> **SHORT TASK**
Count the lines in the records below that contain the word "name", and give only that number.

(Chart and figure data)

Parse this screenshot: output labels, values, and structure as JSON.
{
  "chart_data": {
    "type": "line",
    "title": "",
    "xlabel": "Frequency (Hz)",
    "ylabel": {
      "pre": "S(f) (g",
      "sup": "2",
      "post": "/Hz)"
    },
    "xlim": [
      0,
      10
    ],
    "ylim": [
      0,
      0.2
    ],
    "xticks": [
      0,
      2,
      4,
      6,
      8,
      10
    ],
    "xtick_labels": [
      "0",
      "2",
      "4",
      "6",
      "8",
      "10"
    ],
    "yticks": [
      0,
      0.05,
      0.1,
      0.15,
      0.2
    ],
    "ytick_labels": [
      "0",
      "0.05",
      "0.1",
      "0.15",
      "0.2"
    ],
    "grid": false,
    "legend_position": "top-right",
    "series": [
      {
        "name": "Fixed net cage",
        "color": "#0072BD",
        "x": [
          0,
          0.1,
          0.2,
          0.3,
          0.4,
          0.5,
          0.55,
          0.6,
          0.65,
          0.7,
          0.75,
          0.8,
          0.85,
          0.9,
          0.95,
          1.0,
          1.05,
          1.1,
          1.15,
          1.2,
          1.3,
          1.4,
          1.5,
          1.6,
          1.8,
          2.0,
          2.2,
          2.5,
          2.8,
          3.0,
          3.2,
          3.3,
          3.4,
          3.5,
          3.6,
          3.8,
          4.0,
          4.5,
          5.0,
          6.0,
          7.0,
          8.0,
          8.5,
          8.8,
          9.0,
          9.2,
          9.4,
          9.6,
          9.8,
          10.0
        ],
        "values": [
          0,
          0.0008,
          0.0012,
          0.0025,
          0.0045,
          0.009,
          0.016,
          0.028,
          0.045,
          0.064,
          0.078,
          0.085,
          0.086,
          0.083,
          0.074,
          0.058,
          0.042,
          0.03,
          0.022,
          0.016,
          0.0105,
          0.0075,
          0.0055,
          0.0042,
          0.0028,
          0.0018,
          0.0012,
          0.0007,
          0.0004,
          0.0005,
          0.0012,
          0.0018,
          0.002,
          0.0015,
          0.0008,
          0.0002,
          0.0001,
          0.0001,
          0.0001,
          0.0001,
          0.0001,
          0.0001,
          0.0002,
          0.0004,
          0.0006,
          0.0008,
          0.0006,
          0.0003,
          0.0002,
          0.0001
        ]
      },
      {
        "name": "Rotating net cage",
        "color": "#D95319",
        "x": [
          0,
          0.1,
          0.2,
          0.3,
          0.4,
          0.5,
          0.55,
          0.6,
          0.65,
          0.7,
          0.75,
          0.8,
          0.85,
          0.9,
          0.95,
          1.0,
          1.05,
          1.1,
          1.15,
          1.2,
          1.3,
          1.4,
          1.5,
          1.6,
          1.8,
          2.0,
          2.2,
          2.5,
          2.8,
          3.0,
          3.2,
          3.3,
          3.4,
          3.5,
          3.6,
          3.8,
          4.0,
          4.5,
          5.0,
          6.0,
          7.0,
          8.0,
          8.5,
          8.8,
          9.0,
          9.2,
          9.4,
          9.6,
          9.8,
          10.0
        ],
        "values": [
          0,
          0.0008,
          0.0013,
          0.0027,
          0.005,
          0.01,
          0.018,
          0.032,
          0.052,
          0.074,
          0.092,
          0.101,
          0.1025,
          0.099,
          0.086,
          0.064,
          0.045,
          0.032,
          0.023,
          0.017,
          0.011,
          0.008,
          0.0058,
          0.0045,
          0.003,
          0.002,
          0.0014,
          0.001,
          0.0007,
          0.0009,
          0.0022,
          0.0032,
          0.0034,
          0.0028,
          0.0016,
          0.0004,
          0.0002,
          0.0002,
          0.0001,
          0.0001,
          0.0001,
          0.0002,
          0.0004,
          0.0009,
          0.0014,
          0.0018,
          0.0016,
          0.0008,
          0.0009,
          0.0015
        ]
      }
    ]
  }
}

> **FINISHED ANSWER**
2